**Task objective**: Write out the data again exactly, skipping every picture.

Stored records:
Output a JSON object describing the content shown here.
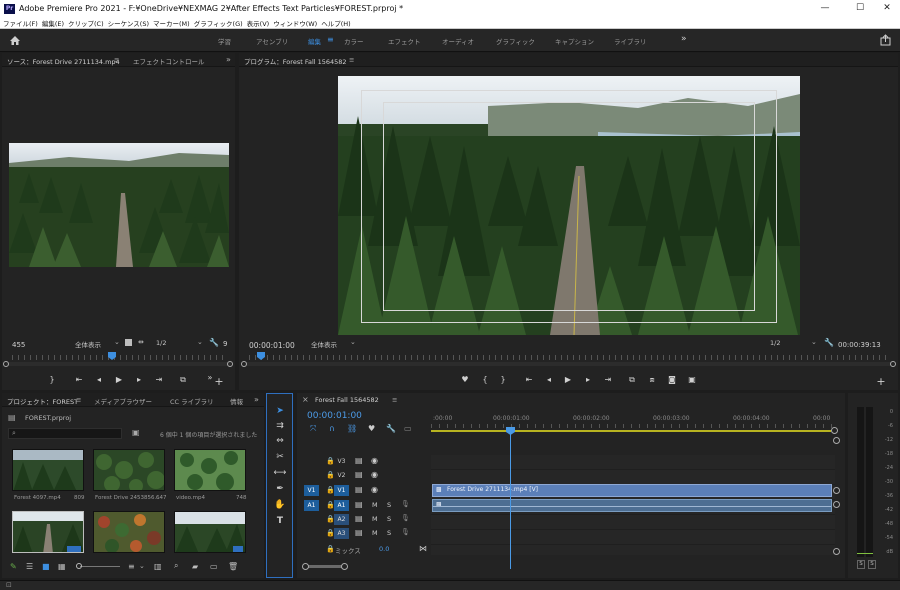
{
  "window": {
    "app_icon": "Pr",
    "title": "Adobe Premiere Pro 2021 - F:¥OneDrive¥NEXMAG 2¥After Effects Text Particles¥FOREST.prproj *",
    "minimize": "—",
    "maximize": "☐",
    "close": "✕"
  },
  "menu": [
    "ファイル(F)",
    "編集(E)",
    "クリップ(C)",
    "シーケンス(S)",
    "マーカー(M)",
    "グラフィック(G)",
    "表示(V)",
    "ウィンドウ(W)",
    "ヘルプ(H)"
  ],
  "workspaces": {
    "items": [
      "学習",
      "アセンブリ",
      "編集",
      "カラー",
      "エフェクト",
      "オーディオ",
      "グラフィック",
      "キャプション",
      "ライブラリ"
    ],
    "active": "編集",
    "more": "»"
  },
  "source_monitor": {
    "tab": "ソース：Forest Drive 2711134.mp4",
    "tab_menu": "≡",
    "other_tab": "エフェクトコントロール",
    "more": "»",
    "timecode": "455",
    "zoom": "全体表示",
    "resolution": "1/2",
    "right_value": "9"
  },
  "program_monitor": {
    "tab": "プログラム：Forest Fall 1564582",
    "tab_menu": "≡",
    "timecode": "00:00:01:00",
    "zoom": "全体表示",
    "resolution": "1/2",
    "duration": "00:00:39:13"
  },
  "project": {
    "tab": "プロジェクト：FOREST",
    "tab_menu": "≡",
    "tabs": [
      "メディアブラウザー",
      "CC ライブラリ",
      "情報"
    ],
    "more": "»",
    "file": "FOREST.prproj",
    "selection_info": "6 個中 1 個の項目が選択されました",
    "items": [
      {
        "name": "Forest 4097.mp4",
        "dur": "809"
      },
      {
        "name": "Forest Drive 2453856...",
        "dur": "647"
      },
      {
        "name": "video.mp4",
        "dur": "748"
      },
      {
        "name": "",
        "dur": ""
      },
      {
        "name": "",
        "dur": ""
      },
      {
        "name": "",
        "dur": ""
      }
    ]
  },
  "timeline": {
    "tab": "Forest Fall 1564582",
    "tab_menu": "≡",
    "timecode": "00:00:01:00",
    "ruler": [
      ":00:00",
      "00:00:01:00",
      "00:00:02:00",
      "00:00:03:00",
      "00:00:04:00",
      "00:00"
    ],
    "video_tracks": [
      "V3",
      "V2",
      "V1"
    ],
    "audio_tracks": [
      "A1",
      "A2",
      "A3"
    ],
    "source_v": "V1",
    "source_a": "A1",
    "mix_label": "ミックス",
    "mix_value": "0.0",
    "clip_label": "Forest Drive 2711134.mp4 [V]",
    "m": "M",
    "s": "S"
  },
  "meter": {
    "labels": [
      "0",
      "-6",
      "-12",
      "-18",
      "-24",
      "-30",
      "-36",
      "-42",
      "-48",
      "-54",
      "dB"
    ],
    "solo": [
      "S",
      "S"
    ]
  },
  "colors": {
    "accent": "#3d8fe0",
    "playhead": "#4a9ae6",
    "clip_video": "#5b7fb8",
    "clip_audio": "#4d6e92"
  }
}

**Result of the exercise**:
Output a JSON object describing the content shown here.
{
  "window": {
    "app_icon": "Pr",
    "title": "Adobe Premiere Pro 2021 - F:¥OneDrive¥NEXMAG 2¥After Effects Text Particles¥FOREST.prproj *",
    "minimize": "—",
    "maximize": "☐",
    "close": "✕"
  },
  "menu": [
    "ファイル(F)",
    "編集(E)",
    "クリップ(C)",
    "シーケンス(S)",
    "マーカー(M)",
    "グラフィック(G)",
    "表示(V)",
    "ウィンドウ(W)",
    "ヘルプ(H)"
  ],
  "workspaces": {
    "items": [
      "学習",
      "アセンブリ",
      "編集",
      "カラー",
      "エフェクト",
      "オーディオ",
      "グラフィック",
      "キャプション",
      "ライブラリ"
    ],
    "active": "編集",
    "more": "»"
  },
  "source_monitor": {
    "tab": "ソース：Forest Drive 2711134.mp4",
    "tab_menu": "≡",
    "other_tab": "エフェクトコントロール",
    "more": "»",
    "timecode": "455",
    "zoom": "全体表示",
    "resolution": "1/2",
    "right_value": "9"
  },
  "program_monitor": {
    "tab": "プログラム：Forest Fall 1564582",
    "tab_menu": "≡",
    "timecode": "00:00:01:00",
    "zoom": "全体表示",
    "resolution": "1/2",
    "duration": "00:00:39:13"
  },
  "project": {
    "tab": "プロジェクト：FOREST",
    "tab_menu": "≡",
    "tabs": [
      "メディアブラウザー",
      "CC ライブラリ",
      "情報"
    ],
    "more": "»",
    "file": "FOREST.prproj",
    "selection_info": "6 個中 1 個の項目が選択されました",
    "items": [
      {
        "name": "Forest 4097.mp4",
        "dur": "809"
      },
      {
        "name": "Forest Drive 2453856...",
        "dur": "647"
      },
      {
        "name": "video.mp4",
        "dur": "748"
      },
      {
        "name": "",
        "dur": ""
      },
      {
        "name": "",
        "dur": ""
      },
      {
        "name": "",
        "dur": ""
      }
    ]
  },
  "timeline": {
    "tab": "Forest Fall 1564582",
    "tab_menu": "≡",
    "timecode": "00:00:01:00",
    "ruler": [
      ":00:00",
      "00:00:01:00",
      "00:00:02:00",
      "00:00:03:00",
      "00:00:04:00",
      "00:00"
    ],
    "video_tracks": [
      "V3",
      "V2",
      "V1"
    ],
    "audio_tracks": [
      "A1",
      "A2",
      "A3"
    ],
    "source_v": "V1",
    "source_a": "A1",
    "mix_label": "ミックス",
    "mix_value": "0.0",
    "clip_label": "Forest Drive 2711134.mp4 [V]",
    "m": "M",
    "s": "S"
  },
  "meter": {
    "labels": [
      "0",
      "-6",
      "-12",
      "-18",
      "-24",
      "-30",
      "-36",
      "-42",
      "-48",
      "-54",
      "dB"
    ],
    "solo": [
      "S",
      "S"
    ]
  },
  "colors": {
    "accent": "#3d8fe0",
    "playhead": "#4a9ae6",
    "clip_video": "#5b7fb8",
    "clip_audio": "#4d6e92"
  }
}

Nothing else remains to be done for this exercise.